Required task » Go through the listing beneath this task and return every line that carries the string "JSON".
──────── Material for the task
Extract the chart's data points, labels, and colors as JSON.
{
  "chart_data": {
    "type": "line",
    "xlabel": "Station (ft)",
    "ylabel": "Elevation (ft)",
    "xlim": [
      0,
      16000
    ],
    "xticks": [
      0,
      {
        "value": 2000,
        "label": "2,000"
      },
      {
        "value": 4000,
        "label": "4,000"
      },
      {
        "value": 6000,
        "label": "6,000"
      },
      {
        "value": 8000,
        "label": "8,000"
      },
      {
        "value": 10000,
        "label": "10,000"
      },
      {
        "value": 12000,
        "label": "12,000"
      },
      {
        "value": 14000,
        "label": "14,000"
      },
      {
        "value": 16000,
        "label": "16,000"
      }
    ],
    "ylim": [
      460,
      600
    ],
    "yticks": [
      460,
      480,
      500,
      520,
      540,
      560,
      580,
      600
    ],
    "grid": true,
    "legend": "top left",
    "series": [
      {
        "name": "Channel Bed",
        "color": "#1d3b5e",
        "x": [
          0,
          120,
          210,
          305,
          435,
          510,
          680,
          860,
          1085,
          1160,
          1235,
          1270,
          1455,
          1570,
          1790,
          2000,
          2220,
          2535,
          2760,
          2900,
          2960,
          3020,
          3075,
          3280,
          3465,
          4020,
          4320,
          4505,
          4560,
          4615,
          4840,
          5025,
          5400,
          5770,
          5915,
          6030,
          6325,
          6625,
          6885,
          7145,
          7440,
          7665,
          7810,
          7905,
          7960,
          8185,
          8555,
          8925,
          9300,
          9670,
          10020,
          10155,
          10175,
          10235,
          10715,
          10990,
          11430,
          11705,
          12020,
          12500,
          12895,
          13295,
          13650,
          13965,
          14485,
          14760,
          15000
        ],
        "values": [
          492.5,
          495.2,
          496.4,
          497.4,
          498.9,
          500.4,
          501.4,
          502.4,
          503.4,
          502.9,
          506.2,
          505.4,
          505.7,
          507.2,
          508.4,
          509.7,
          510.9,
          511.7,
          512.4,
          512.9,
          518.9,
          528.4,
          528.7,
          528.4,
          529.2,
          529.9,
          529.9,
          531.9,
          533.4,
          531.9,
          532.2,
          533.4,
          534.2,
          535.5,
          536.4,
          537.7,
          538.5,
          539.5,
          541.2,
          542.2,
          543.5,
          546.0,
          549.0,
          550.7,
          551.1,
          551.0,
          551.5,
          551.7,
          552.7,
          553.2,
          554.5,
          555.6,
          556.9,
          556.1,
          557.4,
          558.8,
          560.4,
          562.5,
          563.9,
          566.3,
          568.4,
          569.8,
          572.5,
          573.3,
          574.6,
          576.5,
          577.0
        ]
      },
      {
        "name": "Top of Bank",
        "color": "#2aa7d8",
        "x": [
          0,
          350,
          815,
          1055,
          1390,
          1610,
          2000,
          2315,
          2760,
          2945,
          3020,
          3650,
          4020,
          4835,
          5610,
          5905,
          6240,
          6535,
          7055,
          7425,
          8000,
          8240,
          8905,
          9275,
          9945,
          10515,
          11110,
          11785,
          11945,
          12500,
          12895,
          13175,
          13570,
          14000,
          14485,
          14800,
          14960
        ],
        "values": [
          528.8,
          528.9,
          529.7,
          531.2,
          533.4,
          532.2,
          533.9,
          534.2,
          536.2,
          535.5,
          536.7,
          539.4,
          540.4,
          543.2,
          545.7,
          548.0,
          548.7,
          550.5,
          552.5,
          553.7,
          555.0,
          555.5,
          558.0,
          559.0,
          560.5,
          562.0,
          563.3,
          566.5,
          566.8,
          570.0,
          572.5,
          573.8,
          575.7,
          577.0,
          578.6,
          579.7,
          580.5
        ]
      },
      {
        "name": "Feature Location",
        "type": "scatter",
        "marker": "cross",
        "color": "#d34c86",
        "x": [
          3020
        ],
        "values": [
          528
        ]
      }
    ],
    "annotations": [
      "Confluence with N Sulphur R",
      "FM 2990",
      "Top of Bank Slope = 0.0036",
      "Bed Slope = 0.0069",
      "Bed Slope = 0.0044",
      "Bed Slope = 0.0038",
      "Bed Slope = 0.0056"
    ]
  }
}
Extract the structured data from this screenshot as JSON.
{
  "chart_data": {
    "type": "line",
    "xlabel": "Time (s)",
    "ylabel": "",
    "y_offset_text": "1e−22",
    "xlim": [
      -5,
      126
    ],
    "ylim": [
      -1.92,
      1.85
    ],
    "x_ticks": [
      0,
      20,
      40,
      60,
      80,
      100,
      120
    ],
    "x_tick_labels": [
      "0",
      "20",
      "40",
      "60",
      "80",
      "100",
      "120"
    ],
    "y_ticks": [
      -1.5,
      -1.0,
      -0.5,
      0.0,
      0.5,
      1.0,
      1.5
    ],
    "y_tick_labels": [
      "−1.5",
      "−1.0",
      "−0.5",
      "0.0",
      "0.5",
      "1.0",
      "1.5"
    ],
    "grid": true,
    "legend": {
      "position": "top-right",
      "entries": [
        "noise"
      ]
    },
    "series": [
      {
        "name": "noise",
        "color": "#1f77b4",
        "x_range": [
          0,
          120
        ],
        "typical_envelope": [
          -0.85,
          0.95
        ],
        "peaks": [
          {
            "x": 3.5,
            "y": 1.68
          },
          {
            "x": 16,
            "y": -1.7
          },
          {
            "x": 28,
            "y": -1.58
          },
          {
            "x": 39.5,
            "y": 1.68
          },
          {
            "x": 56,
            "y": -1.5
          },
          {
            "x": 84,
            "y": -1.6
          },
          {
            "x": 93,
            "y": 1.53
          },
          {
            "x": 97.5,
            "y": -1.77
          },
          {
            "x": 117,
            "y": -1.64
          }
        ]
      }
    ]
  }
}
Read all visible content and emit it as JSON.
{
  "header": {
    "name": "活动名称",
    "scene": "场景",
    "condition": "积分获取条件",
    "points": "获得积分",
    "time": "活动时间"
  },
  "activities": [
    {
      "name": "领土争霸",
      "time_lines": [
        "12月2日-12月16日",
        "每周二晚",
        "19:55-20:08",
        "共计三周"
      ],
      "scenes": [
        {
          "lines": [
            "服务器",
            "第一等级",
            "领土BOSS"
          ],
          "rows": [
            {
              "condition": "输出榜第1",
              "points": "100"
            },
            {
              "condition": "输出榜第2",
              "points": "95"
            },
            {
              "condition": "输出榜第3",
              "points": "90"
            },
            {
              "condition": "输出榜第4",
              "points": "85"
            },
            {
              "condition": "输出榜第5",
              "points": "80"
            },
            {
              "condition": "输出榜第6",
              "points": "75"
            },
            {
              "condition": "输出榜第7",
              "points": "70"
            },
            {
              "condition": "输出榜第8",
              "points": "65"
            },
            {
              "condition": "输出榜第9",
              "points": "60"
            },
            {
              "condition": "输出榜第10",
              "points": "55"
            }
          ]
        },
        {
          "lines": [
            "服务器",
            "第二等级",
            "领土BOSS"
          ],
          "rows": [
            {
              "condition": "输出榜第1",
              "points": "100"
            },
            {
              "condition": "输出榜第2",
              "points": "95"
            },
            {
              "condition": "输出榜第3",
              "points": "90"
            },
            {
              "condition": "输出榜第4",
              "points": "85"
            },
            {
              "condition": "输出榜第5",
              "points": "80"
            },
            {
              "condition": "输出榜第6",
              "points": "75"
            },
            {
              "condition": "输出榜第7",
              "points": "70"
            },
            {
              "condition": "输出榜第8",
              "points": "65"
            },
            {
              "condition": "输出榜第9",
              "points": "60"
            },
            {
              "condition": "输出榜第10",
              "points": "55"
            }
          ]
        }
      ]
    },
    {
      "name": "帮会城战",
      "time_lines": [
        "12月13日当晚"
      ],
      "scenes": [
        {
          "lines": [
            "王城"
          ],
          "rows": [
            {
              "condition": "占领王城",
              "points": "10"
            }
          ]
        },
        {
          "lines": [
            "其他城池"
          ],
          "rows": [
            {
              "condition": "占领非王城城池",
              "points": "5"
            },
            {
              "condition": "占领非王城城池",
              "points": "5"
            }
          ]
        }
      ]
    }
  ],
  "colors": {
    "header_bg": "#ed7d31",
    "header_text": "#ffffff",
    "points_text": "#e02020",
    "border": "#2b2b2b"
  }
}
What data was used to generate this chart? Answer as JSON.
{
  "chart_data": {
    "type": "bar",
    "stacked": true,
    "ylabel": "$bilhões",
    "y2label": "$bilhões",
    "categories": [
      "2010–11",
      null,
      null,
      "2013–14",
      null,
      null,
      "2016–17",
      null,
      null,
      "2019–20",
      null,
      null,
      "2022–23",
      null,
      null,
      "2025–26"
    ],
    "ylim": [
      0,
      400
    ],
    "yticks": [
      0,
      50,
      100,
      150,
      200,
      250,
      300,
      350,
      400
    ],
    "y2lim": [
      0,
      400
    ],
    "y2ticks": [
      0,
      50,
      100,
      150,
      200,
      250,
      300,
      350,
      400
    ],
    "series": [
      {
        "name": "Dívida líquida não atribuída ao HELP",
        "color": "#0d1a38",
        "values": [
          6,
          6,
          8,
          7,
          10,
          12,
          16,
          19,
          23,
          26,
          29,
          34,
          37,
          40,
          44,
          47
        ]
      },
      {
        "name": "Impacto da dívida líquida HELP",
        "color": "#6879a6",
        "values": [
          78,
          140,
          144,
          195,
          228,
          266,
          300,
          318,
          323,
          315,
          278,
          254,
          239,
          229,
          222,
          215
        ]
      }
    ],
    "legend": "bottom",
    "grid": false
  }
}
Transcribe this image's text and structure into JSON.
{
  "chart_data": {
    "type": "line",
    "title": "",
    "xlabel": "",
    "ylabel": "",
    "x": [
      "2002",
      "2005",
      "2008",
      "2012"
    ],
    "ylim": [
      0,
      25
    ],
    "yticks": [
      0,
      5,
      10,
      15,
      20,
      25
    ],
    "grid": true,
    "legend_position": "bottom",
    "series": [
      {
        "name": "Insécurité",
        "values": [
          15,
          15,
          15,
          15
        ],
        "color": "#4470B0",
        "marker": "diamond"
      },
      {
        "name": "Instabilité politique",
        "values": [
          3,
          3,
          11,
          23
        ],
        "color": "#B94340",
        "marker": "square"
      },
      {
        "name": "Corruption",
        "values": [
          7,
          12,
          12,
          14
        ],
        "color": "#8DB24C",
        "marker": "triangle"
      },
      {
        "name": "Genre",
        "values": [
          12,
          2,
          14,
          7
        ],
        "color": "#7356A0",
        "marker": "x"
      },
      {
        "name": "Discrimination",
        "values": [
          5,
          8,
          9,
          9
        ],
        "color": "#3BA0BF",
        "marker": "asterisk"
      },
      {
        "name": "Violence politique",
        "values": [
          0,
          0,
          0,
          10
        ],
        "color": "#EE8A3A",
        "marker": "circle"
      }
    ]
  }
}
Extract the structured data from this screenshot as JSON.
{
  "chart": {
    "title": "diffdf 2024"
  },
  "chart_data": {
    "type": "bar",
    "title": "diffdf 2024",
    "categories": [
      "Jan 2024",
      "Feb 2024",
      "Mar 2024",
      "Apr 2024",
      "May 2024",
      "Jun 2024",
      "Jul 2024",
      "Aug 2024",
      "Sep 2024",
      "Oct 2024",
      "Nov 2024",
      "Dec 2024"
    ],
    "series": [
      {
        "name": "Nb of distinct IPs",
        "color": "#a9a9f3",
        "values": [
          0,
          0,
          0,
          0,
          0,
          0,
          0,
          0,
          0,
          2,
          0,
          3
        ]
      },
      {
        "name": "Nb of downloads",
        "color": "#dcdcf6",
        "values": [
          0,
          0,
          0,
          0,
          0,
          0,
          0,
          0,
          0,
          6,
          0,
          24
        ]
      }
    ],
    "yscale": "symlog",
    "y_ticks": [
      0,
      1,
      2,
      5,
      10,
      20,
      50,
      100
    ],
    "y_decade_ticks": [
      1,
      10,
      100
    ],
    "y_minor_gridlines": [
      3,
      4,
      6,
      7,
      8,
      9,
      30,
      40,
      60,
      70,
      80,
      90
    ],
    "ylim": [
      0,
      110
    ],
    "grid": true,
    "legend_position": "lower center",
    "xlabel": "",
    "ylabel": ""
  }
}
────────────────
Full output »
Extract the chart's data points, labels, and colors as JSON.
Extract the structured data from this screenshot as JSON.
Read all visible content and emit it as JSON.
What data was used to generate this chart? Answer as JSON.
Transcribe this image's text and structure into JSON.
Extract the structured data from this screenshot as JSON.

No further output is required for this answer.